## [WORK REQUIRED]
Would you set down every entry shown below, precisely as written?

## [GIVEN DATA]
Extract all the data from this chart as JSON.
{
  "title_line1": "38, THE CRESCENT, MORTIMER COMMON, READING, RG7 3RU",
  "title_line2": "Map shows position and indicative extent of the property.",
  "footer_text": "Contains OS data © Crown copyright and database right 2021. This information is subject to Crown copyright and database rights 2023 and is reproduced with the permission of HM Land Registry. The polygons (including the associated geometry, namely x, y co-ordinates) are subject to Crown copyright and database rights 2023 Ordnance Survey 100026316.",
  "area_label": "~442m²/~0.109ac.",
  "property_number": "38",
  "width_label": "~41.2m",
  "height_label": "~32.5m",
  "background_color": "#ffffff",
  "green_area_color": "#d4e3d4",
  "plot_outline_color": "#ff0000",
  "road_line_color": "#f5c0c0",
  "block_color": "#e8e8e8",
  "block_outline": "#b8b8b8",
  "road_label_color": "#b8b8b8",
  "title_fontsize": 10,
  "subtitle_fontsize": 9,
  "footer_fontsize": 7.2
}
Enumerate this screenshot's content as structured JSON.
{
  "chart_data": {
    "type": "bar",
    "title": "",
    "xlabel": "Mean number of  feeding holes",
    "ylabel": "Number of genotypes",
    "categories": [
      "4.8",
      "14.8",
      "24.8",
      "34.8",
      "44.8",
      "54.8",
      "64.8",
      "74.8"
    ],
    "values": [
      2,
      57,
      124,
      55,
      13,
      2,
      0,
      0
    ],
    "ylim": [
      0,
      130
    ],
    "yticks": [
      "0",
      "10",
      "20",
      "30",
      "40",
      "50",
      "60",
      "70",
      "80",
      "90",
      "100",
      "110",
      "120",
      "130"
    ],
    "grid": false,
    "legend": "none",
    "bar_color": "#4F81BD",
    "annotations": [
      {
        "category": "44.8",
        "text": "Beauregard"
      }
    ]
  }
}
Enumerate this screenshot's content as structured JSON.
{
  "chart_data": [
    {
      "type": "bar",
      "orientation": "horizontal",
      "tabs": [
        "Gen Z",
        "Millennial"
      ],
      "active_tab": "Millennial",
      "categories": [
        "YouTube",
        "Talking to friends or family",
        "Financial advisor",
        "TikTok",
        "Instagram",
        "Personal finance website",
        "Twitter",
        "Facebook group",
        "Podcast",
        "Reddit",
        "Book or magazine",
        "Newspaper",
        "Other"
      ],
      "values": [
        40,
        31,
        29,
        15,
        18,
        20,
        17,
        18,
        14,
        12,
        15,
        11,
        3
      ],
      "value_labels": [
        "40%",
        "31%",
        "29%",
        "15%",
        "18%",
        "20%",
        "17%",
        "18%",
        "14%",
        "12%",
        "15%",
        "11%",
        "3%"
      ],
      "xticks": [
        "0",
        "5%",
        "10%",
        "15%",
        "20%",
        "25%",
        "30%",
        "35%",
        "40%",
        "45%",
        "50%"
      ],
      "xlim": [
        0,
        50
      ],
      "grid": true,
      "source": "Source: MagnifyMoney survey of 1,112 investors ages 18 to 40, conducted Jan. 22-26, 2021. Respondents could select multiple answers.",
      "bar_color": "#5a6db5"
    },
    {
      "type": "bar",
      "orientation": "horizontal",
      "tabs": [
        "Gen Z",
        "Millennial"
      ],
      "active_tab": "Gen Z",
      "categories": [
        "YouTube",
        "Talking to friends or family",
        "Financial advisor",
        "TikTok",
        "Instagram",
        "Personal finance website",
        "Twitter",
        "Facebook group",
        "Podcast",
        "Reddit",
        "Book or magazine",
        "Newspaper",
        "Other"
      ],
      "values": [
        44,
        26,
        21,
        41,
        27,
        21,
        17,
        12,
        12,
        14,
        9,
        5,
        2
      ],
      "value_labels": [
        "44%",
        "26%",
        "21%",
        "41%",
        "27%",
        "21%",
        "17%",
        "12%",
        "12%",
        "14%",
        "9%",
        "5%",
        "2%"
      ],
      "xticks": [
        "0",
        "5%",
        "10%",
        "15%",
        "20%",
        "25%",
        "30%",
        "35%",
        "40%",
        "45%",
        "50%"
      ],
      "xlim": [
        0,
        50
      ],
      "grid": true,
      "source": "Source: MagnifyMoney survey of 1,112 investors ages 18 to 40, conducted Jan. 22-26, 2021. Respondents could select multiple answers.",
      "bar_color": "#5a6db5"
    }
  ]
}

## [PROBLEM SOLUTION]
Extract all the data from this chart as JSON.
{
  "title_line1": "38, THE CRESCENT, MORTIMER COMMON, READING, RG7 3RU",
  "title_line2": "Map shows position and indicative extent of the property.",
  "footer_text": "Contains OS data © Crown copyright and database right 2021. This information is subject to Crown copyright and database rights 2023 and is reproduced with the permission of HM Land Registry. The polygons (including the associated geometry, namely x, y co-ordinates) are subject to Crown copyright and database rights 2023 Ordnance Survey 100026316.",
  "area_label": "~442m²/~0.109ac.",
  "property_number": "38",
  "width_label": "~41.2m",
  "height_label": "~32.5m",
  "background_color": "#ffffff",
  "green_area_color": "#d4e3d4",
  "plot_outline_color": "#ff0000",
  "road_line_color": "#f5c0c0",
  "block_color": "#e8e8e8",
  "block_outline": "#b8b8b8",
  "road_label_color": "#b8b8b8",
  "title_fontsize": 10,
  "subtitle_fontsize": 9,
  "footer_fontsize": 7.2
}
Enumerate this screenshot's content as structured JSON.
{
  "chart_data": {
    "type": "bar",
    "title": "",
    "xlabel": "Mean number of  feeding holes",
    "ylabel": "Number of genotypes",
    "categories": [
      "4.8",
      "14.8",
      "24.8",
      "34.8",
      "44.8",
      "54.8",
      "64.8",
      "74.8"
    ],
    "values": [
      2,
      57,
      124,
      55,
      13,
      2,
      0,
      0
    ],
    "ylim": [
      0,
      130
    ],
    "yticks": [
      "0",
      "10",
      "20",
      "30",
      "40",
      "50",
      "60",
      "70",
      "80",
      "90",
      "100",
      "110",
      "120",
      "130"
    ],
    "grid": false,
    "legend": "none",
    "bar_color": "#4F81BD",
    "annotations": [
      {
        "category": "44.8",
        "text": "Beauregard"
      }
    ]
  }
}
Enumerate this screenshot's content as structured JSON.
{
  "chart_data": [
    {
      "type": "bar",
      "orientation": "horizontal",
      "tabs": [
        "Gen Z",
        "Millennial"
      ],
      "active_tab": "Millennial",
      "categories": [
        "YouTube",
        "Talking to friends or family",
        "Financial advisor",
        "TikTok",
        "Instagram",
        "Personal finance website",
        "Twitter",
        "Facebook group",
        "Podcast",
        "Reddit",
        "Book or magazine",
        "Newspaper",
        "Other"
      ],
      "values": [
        40,
        31,
        29,
        15,
        18,
        20,
        17,
        18,
        14,
        12,
        15,
        11,
        3
      ],
      "value_labels": [
        "40%",
        "31%",
        "29%",
        "15%",
        "18%",
        "20%",
        "17%",
        "18%",
        "14%",
        "12%",
        "15%",
        "11%",
        "3%"
      ],
      "xticks": [
        "0",
        "5%",
        "10%",
        "15%",
        "20%",
        "25%",
        "30%",
        "35%",
        "40%",
        "45%",
        "50%"
      ],
      "xlim": [
        0,
        50
      ],
      "grid": true,
      "source": "Source: MagnifyMoney survey of 1,112 investors ages 18 to 40, conducted Jan. 22-26, 2021. Respondents could select multiple answers.",
      "bar_color": "#5a6db5"
    },
    {
      "type": "bar",
      "orientation": "horizontal",
      "tabs": [
        "Gen Z",
        "Millennial"
      ],
      "active_tab": "Gen Z",
      "categories": [
        "YouTube",
        "Talking to friends or family",
        "Financial advisor",
        "TikTok",
        "Instagram",
        "Personal finance website",
        "Twitter",
        "Facebook group",
        "Podcast",
        "Reddit",
        "Book or magazine",
        "Newspaper",
        "Other"
      ],
      "values": [
        44,
        26,
        21,
        41,
        27,
        21,
        17,
        12,
        12,
        14,
        9,
        5,
        2
      ],
      "value_labels": [
        "44%",
        "26%",
        "21%",
        "41%",
        "27%",
        "21%",
        "17%",
        "12%",
        "12%",
        "14%",
        "9%",
        "5%",
        "2%"
      ],
      "xticks": [
        "0",
        "5%",
        "10%",
        "15%",
        "20%",
        "25%",
        "30%",
        "35%",
        "40%",
        "45%",
        "50%"
      ],
      "xlim": [
        0,
        50
      ],
      "grid": true,
      "source": "Source: MagnifyMoney survey of 1,112 investors ages 18 to 40, conducted Jan. 22-26, 2021. Respondents could select multiple answers.",
      "bar_color": "#5a6db5"
    }
  ]
}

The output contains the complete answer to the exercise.